What is needed
Copy all lines holding the word "管廊运营" from the entries.

+ + + + +

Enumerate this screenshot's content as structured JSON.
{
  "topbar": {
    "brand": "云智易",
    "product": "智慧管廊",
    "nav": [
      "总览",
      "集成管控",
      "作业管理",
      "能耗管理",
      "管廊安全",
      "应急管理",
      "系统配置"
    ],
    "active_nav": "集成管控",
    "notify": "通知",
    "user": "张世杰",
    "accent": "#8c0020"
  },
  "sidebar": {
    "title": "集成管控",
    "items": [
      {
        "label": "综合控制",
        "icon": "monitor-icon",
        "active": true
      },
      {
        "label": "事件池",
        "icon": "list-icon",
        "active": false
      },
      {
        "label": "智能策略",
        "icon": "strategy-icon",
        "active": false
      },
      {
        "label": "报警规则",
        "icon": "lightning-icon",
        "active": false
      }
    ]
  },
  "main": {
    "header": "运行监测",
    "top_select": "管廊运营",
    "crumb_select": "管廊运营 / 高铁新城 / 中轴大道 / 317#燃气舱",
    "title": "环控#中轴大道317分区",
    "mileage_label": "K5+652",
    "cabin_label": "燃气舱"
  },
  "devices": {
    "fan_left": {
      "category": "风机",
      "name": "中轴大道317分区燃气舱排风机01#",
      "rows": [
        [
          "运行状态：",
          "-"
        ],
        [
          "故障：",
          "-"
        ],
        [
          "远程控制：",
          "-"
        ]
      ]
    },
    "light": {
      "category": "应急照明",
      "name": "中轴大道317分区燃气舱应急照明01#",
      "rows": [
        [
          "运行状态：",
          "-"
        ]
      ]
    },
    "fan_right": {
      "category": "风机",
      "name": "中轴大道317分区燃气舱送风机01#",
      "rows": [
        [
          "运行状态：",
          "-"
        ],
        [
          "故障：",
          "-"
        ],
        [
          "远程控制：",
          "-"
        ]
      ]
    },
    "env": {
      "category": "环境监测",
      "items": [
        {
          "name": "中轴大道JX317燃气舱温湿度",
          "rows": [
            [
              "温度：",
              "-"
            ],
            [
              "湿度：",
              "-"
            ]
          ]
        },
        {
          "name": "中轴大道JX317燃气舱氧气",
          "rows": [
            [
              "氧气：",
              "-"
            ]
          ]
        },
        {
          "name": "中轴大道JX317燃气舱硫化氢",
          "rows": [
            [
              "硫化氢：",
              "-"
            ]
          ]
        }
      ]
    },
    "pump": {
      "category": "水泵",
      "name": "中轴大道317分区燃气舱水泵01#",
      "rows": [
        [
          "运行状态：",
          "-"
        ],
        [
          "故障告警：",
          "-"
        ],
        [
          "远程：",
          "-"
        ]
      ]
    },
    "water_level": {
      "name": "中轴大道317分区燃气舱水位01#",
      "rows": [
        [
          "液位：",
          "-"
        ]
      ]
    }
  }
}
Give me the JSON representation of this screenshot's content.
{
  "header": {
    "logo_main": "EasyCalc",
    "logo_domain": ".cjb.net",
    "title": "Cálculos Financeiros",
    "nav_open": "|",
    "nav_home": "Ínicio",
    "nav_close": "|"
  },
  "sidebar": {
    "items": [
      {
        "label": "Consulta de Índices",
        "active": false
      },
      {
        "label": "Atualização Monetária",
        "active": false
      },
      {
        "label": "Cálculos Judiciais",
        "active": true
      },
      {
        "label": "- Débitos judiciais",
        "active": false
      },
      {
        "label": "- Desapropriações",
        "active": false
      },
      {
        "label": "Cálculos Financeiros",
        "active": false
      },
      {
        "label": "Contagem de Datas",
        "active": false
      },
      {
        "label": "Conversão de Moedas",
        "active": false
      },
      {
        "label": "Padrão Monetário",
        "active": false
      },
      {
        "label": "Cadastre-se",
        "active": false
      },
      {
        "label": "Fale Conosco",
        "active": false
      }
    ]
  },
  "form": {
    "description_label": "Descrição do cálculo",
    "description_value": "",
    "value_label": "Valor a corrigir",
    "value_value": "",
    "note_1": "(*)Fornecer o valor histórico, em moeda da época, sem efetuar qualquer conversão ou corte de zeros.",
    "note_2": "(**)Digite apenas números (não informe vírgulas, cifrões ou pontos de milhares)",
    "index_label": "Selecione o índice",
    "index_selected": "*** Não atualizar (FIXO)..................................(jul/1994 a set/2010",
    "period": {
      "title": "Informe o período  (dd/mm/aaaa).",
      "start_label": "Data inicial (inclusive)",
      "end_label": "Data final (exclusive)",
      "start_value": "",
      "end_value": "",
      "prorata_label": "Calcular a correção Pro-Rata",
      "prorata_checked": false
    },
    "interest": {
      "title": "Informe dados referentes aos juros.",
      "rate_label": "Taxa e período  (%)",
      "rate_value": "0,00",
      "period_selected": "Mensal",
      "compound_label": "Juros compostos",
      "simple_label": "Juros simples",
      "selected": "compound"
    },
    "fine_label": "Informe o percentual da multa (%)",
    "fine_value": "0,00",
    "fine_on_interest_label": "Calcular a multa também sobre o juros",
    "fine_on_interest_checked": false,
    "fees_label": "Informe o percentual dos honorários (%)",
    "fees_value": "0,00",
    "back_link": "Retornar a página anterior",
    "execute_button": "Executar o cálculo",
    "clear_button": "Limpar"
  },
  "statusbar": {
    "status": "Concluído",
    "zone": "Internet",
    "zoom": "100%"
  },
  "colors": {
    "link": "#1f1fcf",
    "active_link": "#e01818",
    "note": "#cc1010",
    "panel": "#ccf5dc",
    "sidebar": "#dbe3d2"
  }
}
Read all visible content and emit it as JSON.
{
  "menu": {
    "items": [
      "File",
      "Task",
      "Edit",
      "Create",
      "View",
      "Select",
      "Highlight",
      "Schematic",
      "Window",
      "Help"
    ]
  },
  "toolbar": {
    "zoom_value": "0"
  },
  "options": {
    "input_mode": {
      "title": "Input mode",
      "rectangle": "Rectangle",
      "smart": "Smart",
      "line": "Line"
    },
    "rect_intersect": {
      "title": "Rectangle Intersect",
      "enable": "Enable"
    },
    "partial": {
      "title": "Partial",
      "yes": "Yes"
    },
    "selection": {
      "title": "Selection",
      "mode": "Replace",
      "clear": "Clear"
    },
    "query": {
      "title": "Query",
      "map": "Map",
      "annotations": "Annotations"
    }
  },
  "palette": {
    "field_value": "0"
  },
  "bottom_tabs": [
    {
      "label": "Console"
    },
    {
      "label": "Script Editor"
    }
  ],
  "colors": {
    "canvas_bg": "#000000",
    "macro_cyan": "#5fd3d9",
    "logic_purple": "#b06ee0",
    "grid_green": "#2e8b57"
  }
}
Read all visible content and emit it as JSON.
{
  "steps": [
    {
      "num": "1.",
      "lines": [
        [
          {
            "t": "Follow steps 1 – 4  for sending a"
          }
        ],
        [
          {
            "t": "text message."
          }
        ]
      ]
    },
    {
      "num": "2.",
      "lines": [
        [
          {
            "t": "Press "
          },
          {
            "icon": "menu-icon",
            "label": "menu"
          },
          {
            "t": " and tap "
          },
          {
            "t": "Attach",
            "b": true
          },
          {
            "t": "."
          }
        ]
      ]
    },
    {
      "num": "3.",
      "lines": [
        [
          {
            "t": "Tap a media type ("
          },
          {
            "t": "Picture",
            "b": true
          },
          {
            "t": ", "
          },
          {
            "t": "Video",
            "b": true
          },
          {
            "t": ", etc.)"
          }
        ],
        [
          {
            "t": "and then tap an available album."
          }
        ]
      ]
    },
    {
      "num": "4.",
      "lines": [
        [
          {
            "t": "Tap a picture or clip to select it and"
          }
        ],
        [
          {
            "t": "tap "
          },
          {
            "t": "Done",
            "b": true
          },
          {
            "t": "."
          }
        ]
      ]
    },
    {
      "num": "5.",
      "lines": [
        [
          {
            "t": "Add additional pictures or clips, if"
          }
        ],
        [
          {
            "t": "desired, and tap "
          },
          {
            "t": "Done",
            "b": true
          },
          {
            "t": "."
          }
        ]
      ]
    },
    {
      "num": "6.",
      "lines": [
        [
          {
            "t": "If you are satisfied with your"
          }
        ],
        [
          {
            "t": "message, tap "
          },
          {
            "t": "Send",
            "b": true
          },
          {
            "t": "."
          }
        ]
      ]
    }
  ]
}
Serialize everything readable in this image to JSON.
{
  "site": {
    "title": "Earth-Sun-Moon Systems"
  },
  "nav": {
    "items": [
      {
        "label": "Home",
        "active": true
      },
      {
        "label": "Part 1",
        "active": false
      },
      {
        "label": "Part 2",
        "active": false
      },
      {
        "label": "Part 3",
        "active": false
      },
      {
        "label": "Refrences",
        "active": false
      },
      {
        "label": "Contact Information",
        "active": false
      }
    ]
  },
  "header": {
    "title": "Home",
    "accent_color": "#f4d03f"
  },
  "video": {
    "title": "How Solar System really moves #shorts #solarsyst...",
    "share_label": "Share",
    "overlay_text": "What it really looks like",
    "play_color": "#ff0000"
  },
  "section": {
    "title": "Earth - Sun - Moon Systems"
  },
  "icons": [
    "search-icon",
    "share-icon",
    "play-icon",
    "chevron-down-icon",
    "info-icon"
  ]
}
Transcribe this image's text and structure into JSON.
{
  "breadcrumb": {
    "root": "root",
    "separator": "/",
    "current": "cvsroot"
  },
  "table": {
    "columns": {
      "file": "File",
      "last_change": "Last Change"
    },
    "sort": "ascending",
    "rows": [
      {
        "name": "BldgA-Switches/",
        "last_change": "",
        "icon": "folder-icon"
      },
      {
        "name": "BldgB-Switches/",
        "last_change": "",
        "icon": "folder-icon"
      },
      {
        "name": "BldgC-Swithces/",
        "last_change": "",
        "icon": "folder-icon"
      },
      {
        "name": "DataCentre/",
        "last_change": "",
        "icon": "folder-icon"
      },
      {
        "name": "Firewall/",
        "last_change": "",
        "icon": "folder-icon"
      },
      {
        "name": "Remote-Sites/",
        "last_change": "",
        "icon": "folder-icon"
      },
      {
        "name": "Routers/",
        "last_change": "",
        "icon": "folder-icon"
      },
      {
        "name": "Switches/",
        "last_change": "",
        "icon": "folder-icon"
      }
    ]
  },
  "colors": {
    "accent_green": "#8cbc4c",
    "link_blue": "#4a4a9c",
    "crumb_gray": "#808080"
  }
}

+ + + + +

Reply
    "top_select": "管廊运营",
    "crumb_select": "管廊运营 / 高铁新城 / 中轴大道 / 317#燃气舱",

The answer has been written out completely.